**Task to carry out**: In this exercise, return the whole listing exactly, excluding any images.

**Records shown**:
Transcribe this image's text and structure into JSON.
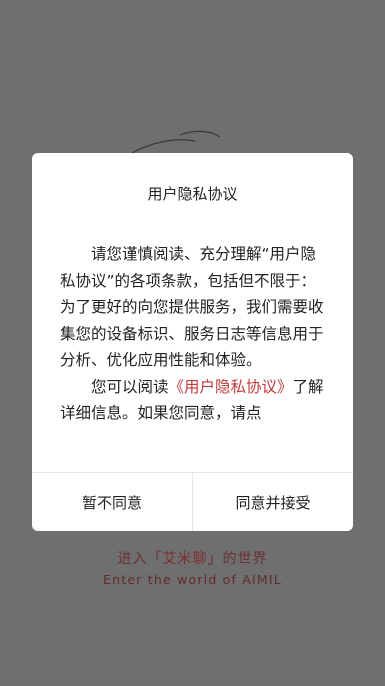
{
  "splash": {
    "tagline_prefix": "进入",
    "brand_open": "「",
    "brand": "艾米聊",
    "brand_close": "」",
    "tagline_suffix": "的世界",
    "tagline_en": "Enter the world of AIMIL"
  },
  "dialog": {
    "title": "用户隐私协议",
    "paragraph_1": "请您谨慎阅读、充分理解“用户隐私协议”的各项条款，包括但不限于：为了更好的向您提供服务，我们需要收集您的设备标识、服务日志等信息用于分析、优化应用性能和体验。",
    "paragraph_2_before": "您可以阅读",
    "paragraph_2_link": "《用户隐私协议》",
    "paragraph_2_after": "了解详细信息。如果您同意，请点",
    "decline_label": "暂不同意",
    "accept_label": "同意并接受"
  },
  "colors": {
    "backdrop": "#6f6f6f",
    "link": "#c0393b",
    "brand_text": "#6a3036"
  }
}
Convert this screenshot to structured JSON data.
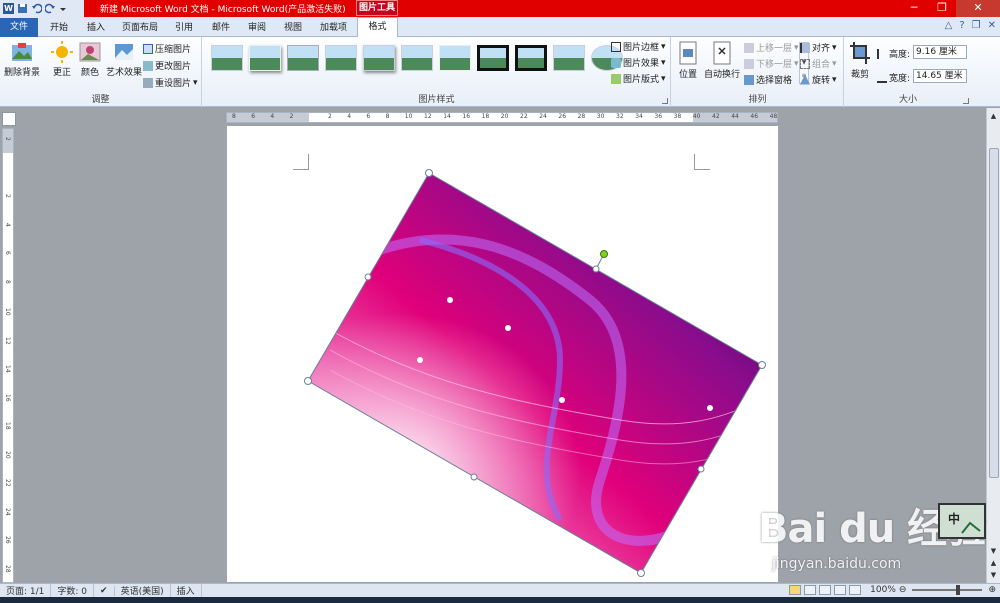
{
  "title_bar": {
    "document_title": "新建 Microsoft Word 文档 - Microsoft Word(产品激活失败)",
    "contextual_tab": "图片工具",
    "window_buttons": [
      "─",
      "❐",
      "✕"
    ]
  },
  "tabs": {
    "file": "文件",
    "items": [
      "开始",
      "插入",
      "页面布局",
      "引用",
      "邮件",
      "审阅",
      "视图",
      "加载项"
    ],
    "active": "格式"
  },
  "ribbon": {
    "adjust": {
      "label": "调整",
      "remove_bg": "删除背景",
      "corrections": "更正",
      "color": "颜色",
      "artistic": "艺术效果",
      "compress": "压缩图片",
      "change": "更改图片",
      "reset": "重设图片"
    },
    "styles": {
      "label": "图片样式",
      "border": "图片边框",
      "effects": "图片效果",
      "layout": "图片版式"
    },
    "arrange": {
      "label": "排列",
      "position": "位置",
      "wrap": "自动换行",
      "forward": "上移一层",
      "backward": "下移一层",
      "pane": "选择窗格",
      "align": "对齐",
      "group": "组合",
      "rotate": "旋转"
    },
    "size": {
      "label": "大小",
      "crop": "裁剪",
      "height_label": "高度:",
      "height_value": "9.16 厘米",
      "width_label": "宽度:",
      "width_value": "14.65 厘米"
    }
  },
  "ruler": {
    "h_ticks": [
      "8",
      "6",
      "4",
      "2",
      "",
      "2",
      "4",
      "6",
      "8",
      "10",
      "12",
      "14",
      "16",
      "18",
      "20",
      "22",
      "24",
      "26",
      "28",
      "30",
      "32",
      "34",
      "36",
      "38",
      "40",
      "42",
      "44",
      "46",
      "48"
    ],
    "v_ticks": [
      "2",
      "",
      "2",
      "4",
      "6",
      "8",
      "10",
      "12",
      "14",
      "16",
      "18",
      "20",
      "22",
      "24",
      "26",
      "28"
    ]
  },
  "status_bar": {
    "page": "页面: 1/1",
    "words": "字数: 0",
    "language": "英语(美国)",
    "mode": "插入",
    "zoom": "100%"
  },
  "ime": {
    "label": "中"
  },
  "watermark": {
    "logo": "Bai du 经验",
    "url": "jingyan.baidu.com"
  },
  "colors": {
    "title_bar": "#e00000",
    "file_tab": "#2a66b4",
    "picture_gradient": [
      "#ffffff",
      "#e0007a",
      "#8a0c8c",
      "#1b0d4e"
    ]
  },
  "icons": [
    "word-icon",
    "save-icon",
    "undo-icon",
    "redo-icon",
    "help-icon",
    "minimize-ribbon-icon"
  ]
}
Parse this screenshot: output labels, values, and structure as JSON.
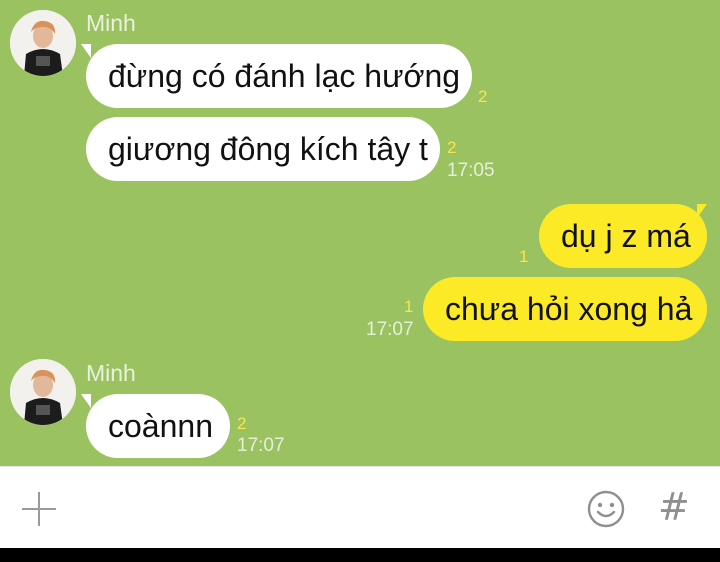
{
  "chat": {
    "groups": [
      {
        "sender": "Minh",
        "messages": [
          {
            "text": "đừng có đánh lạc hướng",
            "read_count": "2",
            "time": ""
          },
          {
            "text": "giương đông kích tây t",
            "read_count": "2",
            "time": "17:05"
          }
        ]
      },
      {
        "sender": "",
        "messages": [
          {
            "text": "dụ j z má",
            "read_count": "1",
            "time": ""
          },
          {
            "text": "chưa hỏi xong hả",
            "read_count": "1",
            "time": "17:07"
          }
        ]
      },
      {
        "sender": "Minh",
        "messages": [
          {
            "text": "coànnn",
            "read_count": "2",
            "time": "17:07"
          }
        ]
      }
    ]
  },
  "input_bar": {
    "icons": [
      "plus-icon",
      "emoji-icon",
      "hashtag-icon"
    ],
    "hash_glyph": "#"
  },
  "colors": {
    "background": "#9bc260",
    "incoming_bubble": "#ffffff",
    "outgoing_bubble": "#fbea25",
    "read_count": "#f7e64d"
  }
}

**Final result**:
Transcribe this image's text and structure into JSON.
{
  "splash": {
    "tagline_prefix": "进入",
    "brand_open": "「",
    "brand": "艾米聊",
    "brand_close": "」",
    "tagline_suffix": "的世界",
    "tagline_en": "Enter the world of AIMIL"
  },
  "dialog": {
    "title": "用户隐私协议",
    "paragraph_1": "请您谨慎阅读、充分理解“用户隐私协议”的各项条款，包括但不限于：为了更好的向您提供服务，我们需要收集您的设备标识、服务日志等信息用于分析、优化应用性能和体验。",
    "paragraph_2_before": "您可以阅读",
    "paragraph_2_link": "《用户隐私协议》",
    "paragraph_2_after": "了解详细信息。如果您同意，请点",
    "decline_label": "暂不同意",
    "accept_label": "同意并接受"
  },
  "colors": {
    "backdrop": "#6f6f6f",
    "link": "#c0393b",
    "brand_text": "#6a3036"
  }
}
Convert this screenshot to structured JSON data.
{
  "title_bar": {
    "document_title": "新建 Microsoft Word 文档 - Microsoft Word(产品激活失败)",
    "contextual_tab": "图片工具",
    "window_buttons": [
      "─",
      "❐",
      "✕"
    ]
  },
  "tabs": {
    "file": "文件",
    "items": [
      "开始",
      "插入",
      "页面布局",
      "引用",
      "邮件",
      "审阅",
      "视图",
      "加载项"
    ],
    "active": "格式"
  },
  "ribbon": {
    "adjust": {
      "label": "调整",
      "remove_bg": "删除背景",
      "corrections": "更正",
      "color": "颜色",
      "artistic": "艺术效果",
      "compress": "压缩图片",
      "change": "更改图片",
      "reset": "重设图片"
    },
    "styles": {
      "label": "图片样式",
      "border": "图片边框",
      "effects": "图片效果",
      "layout": "图片版式"
    },
    "arrange": {
      "label": "排列",
      "position": "位置",
      "wrap": "自动换行",
      "forward": "上移一层",
      "backward": "下移一层",
      "pane": "选择窗格",
      "align": "对齐",
      "group": "组合",
      "rotate": "旋转"
    },
    "size": {
      "label": "大小",
      "crop": "裁剪",
      "height_label": "高度:",
      "height_value": "9.16 厘米",
      "width_label": "宽度:",
      "width_value": "14.65 厘米"
    }
  },
  "ruler": {
    "h_ticks": [
      "8",
      "6",
      "4",
      "2",
      "",
      "2",
      "4",
      "6",
      "8",
      "10",
      "12",
      "14",
      "16",
      "18",
      "20",
      "22",
      "24",
      "26",
      "28",
      "30",
      "32",
      "34",
      "36",
      "38",
      "40",
      "42",
      "44",
      "46",
      "48"
    ],
    "v_ticks": [
      "2",
      "",
      "2",
      "4",
      "6",
      "8",
      "10",
      "12",
      "14",
      "16",
      "18",
      "20",
      "22",
      "24",
      "26",
      "28"
    ]
  },
  "status_bar": {
    "page": "页面: 1/1",
    "words": "字数: 0",
    "language": "英语(美国)",
    "mode": "插入",
    "zoom": "100%"
  },
  "ime": {
    "label": "中"
  },
  "watermark": {
    "logo": "Bai du 经验",
    "url": "jingyan.baidu.com"
  },
  "colors": {
    "title_bar": "#e00000",
    "file_tab": "#2a66b4",
    "picture_gradient": [
      "#ffffff",
      "#e0007a",
      "#8a0c8c",
      "#1b0d4e"
    ]
  },
  "icons": [
    "word-icon",
    "save-icon",
    "undo-icon",
    "redo-icon",
    "help-icon",
    "minimize-ribbon-icon"
  ]
}
Parse this screenshot: output labels, values, and structure as JSON.
{
  "chat": {
    "groups": [
      {
        "sender": "Minh",
        "messages": [
          {
            "text": "đừng có đánh lạc hướng",
            "read_count": "2",
            "time": ""
          },
          {
            "text": "giương đông kích tây t",
            "read_count": "2",
            "time": "17:05"
          }
        ]
      },
      {
        "sender": "",
        "messages": [
          {
            "text": "dụ j z má",
            "read_count": "1",
            "time": ""
          },
          {
            "text": "chưa hỏi xong hả",
            "read_count": "1",
            "time": "17:07"
          }
        ]
      },
      {
        "sender": "Minh",
        "messages": [
          {
            "text": "coànnn",
            "read_count": "2",
            "time": "17:07"
          }
        ]
      }
    ]
  },
  "input_bar": {
    "icons": [
      "plus-icon",
      "emoji-icon",
      "hashtag-icon"
    ],
    "hash_glyph": "#"
  },
  "colors": {
    "background": "#9bc260",
    "incoming_bubble": "#ffffff",
    "outgoing_bubble": "#fbea25",
    "read_count": "#f7e64d"
  }
}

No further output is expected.